:: Source passage ::
#####
Media Library

Speeches

REMARKS BY PRESIDENT McALEESE AT THE IRISH ASSOCIATION FOR CULTURAL, ECONOMIC AND SOCIAL RELATIONS

REMARKS BY PRESIDENT McALEESE AT THE IRISH ASSOCIATION FOR CULTURAL, ECONOMIC AND SOCIAL RELATIONS RAMADA HOTEL, BELFAST

Thank you Pauline for the invitation and for the welcome to a Conference that is hitting a timely note.  Maybe for the first time in a very long time we can use words like Irish, British, Northerner, Southerner, Cross-Border, All-Island, All-Ireland in a much changed context where the old barriers of mistrust have lowered sufficiently to let in curiosity if not, yet, comfort.  I hope that through your deliberations we can extend the growing comfort zone, making it easier for people of different and once-hostile perspectives and identities to deal with one another in ways that consolidate the peace, build prosperity and enhance partnership in every sphere and in every corner of this island.

The launch of the new Northern Ireland Executive Government on 8 May this year was without a shadow of doubt a watershed event.  A Government led by      First Minister Ian Paisley and Deputy First Minister Martin McGuinness simply has to be recognised by any standards as a triumph of hope and optimism over division and rancour.  It has released into the body politic and civic society a mood of dispensation to talk with fresh openness and much reduced fear about things that were in some quarters, taboo.  For those of us who have grown up through the Troubles, the reducing negativity and growing generosity of spirit has been little short of miraculous.

When the First Minister declared in Dublin last April that he was proud to be an Ulsterman and proud also of his Irish roots, it gave a fresh focus to those thorny issues of identity which have in the past closed us off to one another rather than opening us up to one another.  Whereas the past was characterised by the ransacking of history for things to separate and differentiate us from one another, the future has at least the possibility of becoming a place where we can not only grow new relationships but revisit old stories with a view to extracting the shared memory that history conspired to forget or neglect.

Perhaps the best example of the retrieval of memory is the story of Ireland’s contribution to the First World War.  As the Irish Government’s website says,

The virtual disappearance of the First World War from the version of Irish history taught to the first few generations of the new independent Irish state had the result that few are aware of the extent of the Irish participation in the actual fighting. The concentration on the experience of the 36th (Ulster) Division at the

Battle of the Somme in Northern Ireland overshadowed the sacrifice of the Nationalist community.
#####
:: Dataset section ::
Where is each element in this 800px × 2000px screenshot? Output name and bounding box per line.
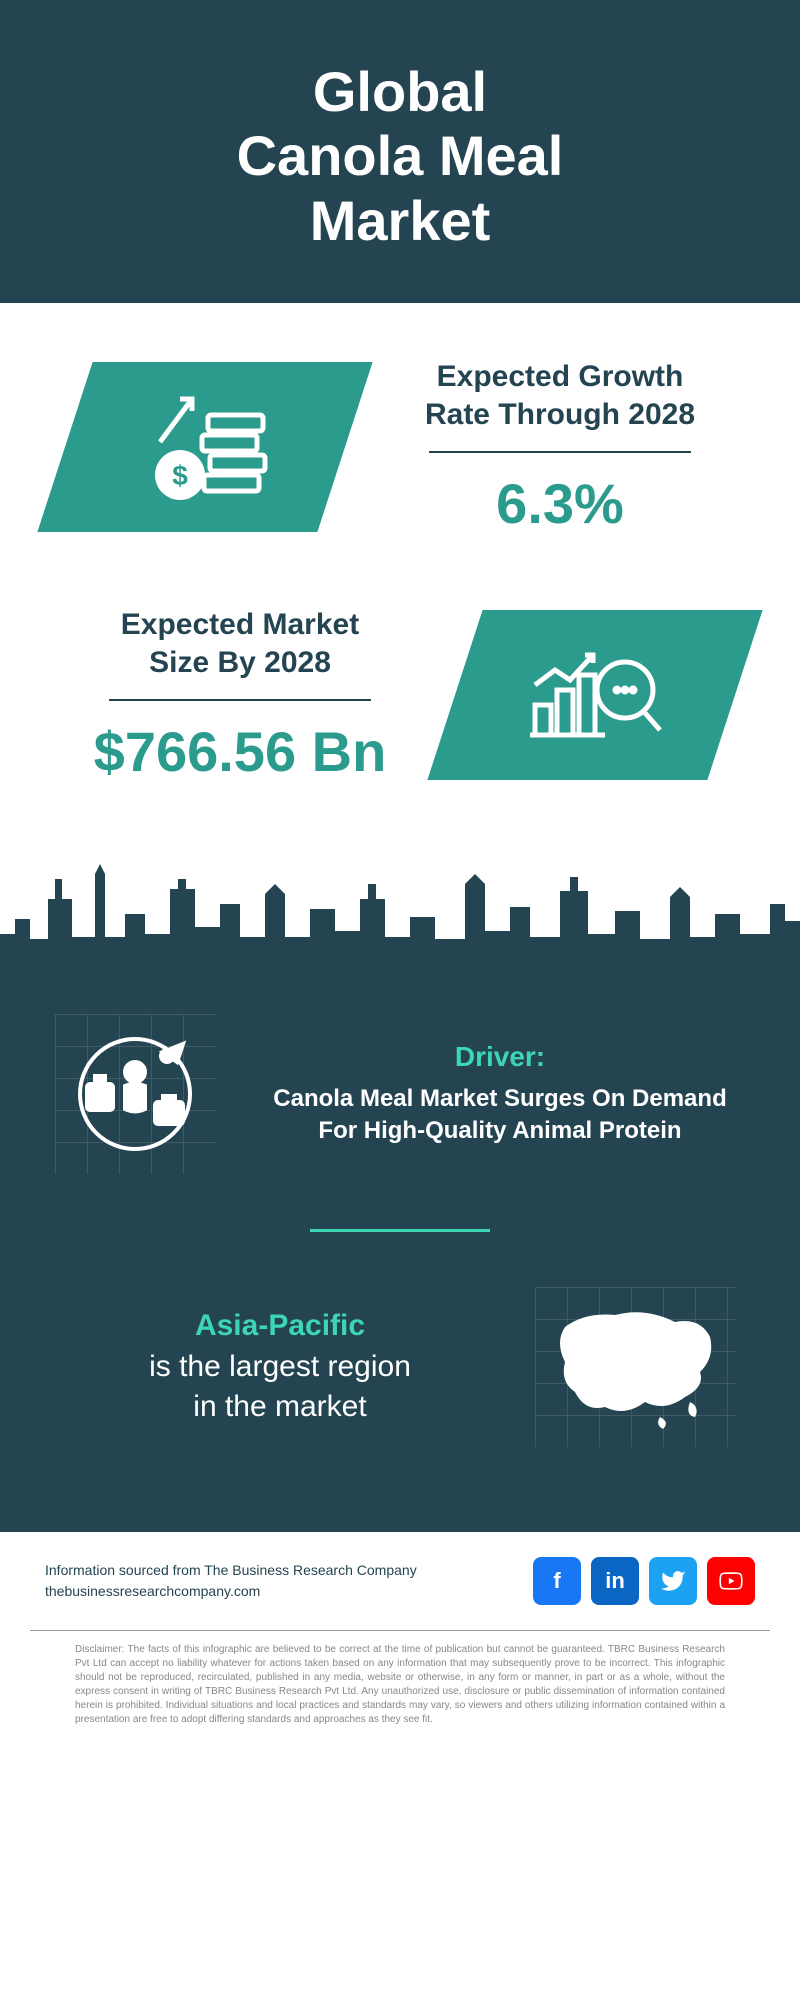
#####
:: Brief A ::
In the McAleese speech, on what date was the new Northern Ireland Executive Government launched?
:: Brief B ::
Write the next few paragraphs of the McAleese speech, picking up after its final sentence.

:: Task result A ::
8 May

:: Task result B ::
The Island of Ireland Peace Park opened at Messines in Belgium, nine years ago by Her Majesty Queen Elizabeth and King Albert of Belgium and myself marked the reintroduction of this story, in all its fullness into the contemporary narrative. It led to the first ever post - partition official commemoration of the Somme in Dublin last year, and has helped “to put those forces to positive use by allowing people from the two major traditions to meet on common ground”.

We may yet fulfil the prophetic words of Thomas Kettle, the former Nationalist MP for East Tyrone who served and was killed as a Lieutenant in the 9th Royal Dublin Fusiliers. He believed that:

Used with the wisdom which is sown in tears and blood, this tragedy of Europe may be and must be the prologue to the two reconciliations of which all statesmen have dreamed, the reconciliation of Protestant Ulster with Ireland, and the reconciliation of Ireland with Great Britain.

The 82,000 people who attended the GAA’s flagship Croke Park in February for the Six Nations rugby encounter between England and Ireland could also feel the shift of history’s sands towards a much broader and more inclusive narrative than ever before. It was underscored recently when DUP Minister Edwin Poots attended a major GAA Conference and called on the GAA to increase its community outreach programme to reach out to the one million people in Northern Ireland who would have no interest or knowledge of the games and work of the GAA.

Could there be a time coming when the games our children play do not comprehensively define their identities, their religion, their politics? Could there be a time coming when we live easily and comfortably with multi-stranded identities, complex and compound?

Other things are changing us too as much as we are changing ourselves.

Seven years ago Rotimi Adebari, a young Nigerian man arrived in Ireland with his wife and young children. Last July he was elected Mayor of Portlaoise. In Dublin’s Pro-Cathedral a few days ago an African priest welcomed an American choir to “our country”. A Harvard-educated Guatemalan heads up the biggest support network for the Travelling Community in Ireland and talks about “our Travellers”. Over 160 nations now co-habit in the Southern part of this island, their children growing up with twin identities, Irish-Polish, Latvian-Irish just like the people I meet around the world, the American-Irish, the New Zealand-Irish, the British-Irish, all carrying the imprint of multiple identities and none compelled to live in a false either-or world where you have to choose utter fidelity to one alone, but carrying a deep sense of pride and conviction about all elements of their heritage.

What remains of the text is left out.